_Stored records_

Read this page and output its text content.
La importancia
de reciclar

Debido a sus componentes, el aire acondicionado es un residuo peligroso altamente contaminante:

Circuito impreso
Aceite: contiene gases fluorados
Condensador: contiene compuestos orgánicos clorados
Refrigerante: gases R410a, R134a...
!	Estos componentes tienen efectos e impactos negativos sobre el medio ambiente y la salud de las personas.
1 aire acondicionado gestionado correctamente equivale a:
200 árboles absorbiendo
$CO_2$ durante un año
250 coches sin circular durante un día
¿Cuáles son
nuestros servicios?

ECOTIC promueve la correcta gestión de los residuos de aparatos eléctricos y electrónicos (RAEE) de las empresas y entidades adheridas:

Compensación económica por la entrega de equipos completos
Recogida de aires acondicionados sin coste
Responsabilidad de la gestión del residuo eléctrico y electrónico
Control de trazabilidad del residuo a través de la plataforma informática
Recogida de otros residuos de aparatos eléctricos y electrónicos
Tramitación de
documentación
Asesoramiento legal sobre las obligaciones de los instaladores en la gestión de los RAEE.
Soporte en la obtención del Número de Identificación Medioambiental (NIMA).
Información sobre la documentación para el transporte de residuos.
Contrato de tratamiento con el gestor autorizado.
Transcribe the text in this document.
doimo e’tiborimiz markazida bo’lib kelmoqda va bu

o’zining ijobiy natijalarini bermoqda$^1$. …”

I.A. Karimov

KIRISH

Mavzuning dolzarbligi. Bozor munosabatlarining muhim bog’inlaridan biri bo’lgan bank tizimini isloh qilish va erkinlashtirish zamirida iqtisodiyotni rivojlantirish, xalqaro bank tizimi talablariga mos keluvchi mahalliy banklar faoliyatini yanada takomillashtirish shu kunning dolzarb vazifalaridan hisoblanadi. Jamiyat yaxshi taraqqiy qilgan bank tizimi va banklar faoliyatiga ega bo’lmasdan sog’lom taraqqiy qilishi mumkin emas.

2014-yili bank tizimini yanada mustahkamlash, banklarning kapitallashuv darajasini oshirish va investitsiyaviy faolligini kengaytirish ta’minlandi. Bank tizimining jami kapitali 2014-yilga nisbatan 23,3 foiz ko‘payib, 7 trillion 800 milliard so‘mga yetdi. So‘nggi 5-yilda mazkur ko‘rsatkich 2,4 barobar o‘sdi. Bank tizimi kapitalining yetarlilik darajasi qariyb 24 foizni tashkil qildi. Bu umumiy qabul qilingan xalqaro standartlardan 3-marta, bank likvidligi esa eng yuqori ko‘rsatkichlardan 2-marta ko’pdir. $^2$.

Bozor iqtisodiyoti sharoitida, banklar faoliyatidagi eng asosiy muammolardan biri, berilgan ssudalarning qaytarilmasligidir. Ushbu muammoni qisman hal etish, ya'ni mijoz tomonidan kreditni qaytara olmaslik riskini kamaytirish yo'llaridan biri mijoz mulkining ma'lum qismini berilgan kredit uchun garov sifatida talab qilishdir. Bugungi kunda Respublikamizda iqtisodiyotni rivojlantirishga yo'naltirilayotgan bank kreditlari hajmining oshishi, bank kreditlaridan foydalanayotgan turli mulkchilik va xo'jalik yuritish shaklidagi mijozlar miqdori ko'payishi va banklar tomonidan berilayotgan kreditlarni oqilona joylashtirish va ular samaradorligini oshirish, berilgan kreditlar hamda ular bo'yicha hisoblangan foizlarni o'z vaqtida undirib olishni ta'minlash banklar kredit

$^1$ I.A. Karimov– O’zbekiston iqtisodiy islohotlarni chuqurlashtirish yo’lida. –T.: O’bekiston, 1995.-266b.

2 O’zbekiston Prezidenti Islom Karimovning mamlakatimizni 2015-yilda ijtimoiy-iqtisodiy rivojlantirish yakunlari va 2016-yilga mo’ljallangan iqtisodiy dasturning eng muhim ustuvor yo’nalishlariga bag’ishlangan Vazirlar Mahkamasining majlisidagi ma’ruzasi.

_What is required_
Find every line in the listing that holds the string "contiene", then say how many there are as a bare number.

_Worked answer_
2